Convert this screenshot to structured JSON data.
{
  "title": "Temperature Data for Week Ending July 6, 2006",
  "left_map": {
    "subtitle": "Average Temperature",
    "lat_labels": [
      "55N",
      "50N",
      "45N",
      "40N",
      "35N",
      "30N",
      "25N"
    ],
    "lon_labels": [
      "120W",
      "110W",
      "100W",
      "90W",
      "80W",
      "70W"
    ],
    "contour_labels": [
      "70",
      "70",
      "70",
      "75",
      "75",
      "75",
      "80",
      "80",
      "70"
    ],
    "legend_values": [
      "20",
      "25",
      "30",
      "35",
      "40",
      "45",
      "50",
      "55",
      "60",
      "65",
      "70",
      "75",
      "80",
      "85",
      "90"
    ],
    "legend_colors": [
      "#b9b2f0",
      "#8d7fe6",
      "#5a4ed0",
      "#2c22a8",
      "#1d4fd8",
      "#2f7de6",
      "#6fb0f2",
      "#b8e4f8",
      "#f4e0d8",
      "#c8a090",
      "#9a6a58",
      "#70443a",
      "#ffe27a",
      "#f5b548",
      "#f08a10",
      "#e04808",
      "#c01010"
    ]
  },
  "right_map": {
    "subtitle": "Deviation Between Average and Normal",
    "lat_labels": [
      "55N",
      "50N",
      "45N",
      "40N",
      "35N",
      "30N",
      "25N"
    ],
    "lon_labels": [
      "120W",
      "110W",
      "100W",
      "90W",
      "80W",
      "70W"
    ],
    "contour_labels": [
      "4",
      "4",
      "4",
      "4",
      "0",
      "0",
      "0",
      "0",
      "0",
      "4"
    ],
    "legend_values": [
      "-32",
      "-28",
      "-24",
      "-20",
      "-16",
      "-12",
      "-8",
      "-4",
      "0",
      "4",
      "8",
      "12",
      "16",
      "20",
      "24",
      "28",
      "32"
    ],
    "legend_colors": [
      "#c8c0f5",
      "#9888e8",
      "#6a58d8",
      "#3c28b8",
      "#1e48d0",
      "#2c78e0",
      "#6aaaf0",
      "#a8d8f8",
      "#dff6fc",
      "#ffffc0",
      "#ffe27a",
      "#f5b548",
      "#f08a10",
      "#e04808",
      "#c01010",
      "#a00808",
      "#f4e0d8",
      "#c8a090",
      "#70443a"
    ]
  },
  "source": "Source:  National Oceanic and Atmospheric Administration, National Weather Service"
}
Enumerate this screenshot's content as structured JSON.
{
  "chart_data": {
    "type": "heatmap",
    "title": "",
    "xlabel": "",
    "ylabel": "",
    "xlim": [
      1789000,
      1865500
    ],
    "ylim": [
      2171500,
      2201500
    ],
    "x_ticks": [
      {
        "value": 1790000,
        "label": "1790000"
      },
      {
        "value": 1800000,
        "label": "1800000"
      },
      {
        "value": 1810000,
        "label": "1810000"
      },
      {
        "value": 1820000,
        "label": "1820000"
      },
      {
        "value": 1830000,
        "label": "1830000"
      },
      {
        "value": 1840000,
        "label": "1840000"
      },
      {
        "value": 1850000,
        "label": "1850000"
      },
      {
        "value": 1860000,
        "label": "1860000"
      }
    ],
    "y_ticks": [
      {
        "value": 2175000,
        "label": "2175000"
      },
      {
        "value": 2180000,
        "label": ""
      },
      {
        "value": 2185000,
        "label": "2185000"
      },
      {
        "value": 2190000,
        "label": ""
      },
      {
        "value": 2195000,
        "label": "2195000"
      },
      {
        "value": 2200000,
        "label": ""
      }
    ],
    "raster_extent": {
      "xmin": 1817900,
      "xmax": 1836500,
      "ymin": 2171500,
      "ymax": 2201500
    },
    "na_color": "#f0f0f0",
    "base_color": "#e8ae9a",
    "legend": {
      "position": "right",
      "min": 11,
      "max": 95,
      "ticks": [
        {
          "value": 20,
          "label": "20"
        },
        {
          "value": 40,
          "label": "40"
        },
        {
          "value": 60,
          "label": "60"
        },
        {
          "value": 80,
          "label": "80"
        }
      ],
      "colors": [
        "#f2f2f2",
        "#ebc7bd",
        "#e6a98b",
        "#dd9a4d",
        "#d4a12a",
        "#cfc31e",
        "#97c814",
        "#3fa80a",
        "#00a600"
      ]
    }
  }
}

◆ ◆ ◆ ◆

Print out every entry, keeping each one exact.

Convert this screenshot to structured JSON data.
{
  "title": "Temperature Data for Week Ending July 6, 2006",
  "left_map": {
    "subtitle": "Average Temperature",
    "lat_labels": [
      "55N",
      "50N",
      "45N",
      "40N",
      "35N",
      "30N",
      "25N"
    ],
    "lon_labels": [
      "120W",
      "110W",
      "100W",
      "90W",
      "80W",
      "70W"
    ],
    "contour_labels": [
      "70",
      "70",
      "70",
      "75",
      "75",
      "75",
      "80",
      "80",
      "70"
    ],
    "legend_values": [
      "20",
      "25",
      "30",
      "35",
      "40",
      "45",
      "50",
      "55",
      "60",
      "65",
      "70",
      "75",
      "80",
      "85",
      "90"
    ],
    "legend_colors": [
      "#b9b2f0",
      "#8d7fe6",
      "#5a4ed0",
      "#2c22a8",
      "#1d4fd8",
      "#2f7de6",
      "#6fb0f2",
      "#b8e4f8",
      "#f4e0d8",
      "#c8a090",
      "#9a6a58",
      "#70443a",
      "#ffe27a",
      "#f5b548",
      "#f08a10",
      "#e04808",
      "#c01010"
    ]
  },
  "right_map": {
    "subtitle": "Deviation Between Average and Normal",
    "lat_labels": [
      "55N",
      "50N",
      "45N",
      "40N",
      "35N",
      "30N",
      "25N"
    ],
    "lon_labels": [
      "120W",
      "110W",
      "100W",
      "90W",
      "80W",
      "70W"
    ],
    "contour_labels": [
      "4",
      "4",
      "4",
      "4",
      "0",
      "0",
      "0",
      "0",
      "0",
      "4"
    ],
    "legend_values": [
      "-32",
      "-28",
      "-24",
      "-20",
      "-16",
      "-12",
      "-8",
      "-4",
      "0",
      "4",
      "8",
      "12",
      "16",
      "20",
      "24",
      "28",
      "32"
    ],
    "legend_colors": [
      "#c8c0f5",
      "#9888e8",
      "#6a58d8",
      "#3c28b8",
      "#1e48d0",
      "#2c78e0",
      "#6aaaf0",
      "#a8d8f8",
      "#dff6fc",
      "#ffffc0",
      "#ffe27a",
      "#f5b548",
      "#f08a10",
      "#e04808",
      "#c01010",
      "#a00808",
      "#f4e0d8",
      "#c8a090",
      "#70443a"
    ]
  },
  "source": "Source:  National Oceanic and Atmospheric Administration, National Weather Service"
}
Enumerate this screenshot's content as structured JSON.
{
  "chart_data": {
    "type": "heatmap",
    "title": "",
    "xlabel": "",
    "ylabel": "",
    "xlim": [
      1789000,
      1865500
    ],
    "ylim": [
      2171500,
      2201500
    ],
    "x_ticks": [
      {
        "value": 1790000,
        "label": "1790000"
      },
      {
        "value": 1800000,
        "label": "1800000"
      },
      {
        "value": 1810000,
        "label": "1810000"
      },
      {
        "value": 1820000,
        "label": "1820000"
      },
      {
        "value": 1830000,
        "label": "1830000"
      },
      {
        "value": 1840000,
        "label": "1840000"
      },
      {
        "value": 1850000,
        "label": "1850000"
      },
      {
        "value": 1860000,
        "label": "1860000"
      }
    ],
    "y_ticks": [
      {
        "value": 2175000,
        "label": "2175000"
      },
      {
        "value": 2180000,
        "label": ""
      },
      {
        "value": 2185000,
        "label": "2185000"
      },
      {
        "value": 2190000,
        "label": ""
      },
      {
        "value": 2195000,
        "label": "2195000"
      },
      {
        "value": 2200000,
        "label": ""
      }
    ],
    "raster_extent": {
      "xmin": 1817900,
      "xmax": 1836500,
      "ymin": 2171500,
      "ymax": 2201500
    },
    "na_color": "#f0f0f0",
    "base_color": "#e8ae9a",
    "legend": {
      "position": "right",
      "min": 11,
      "max": 95,
      "ticks": [
        {
          "value": 20,
          "label": "20"
        },
        {
          "value": 40,
          "label": "40"
        },
        {
          "value": 60,
          "label": "60"
        },
        {
          "value": 80,
          "label": "80"
        }
      ],
      "colors": [
        "#f2f2f2",
        "#ebc7bd",
        "#e6a98b",
        "#dd9a4d",
        "#d4a12a",
        "#cfc31e",
        "#97c814",
        "#3fa80a",
        "#00a600"
      ]
    }
  }
}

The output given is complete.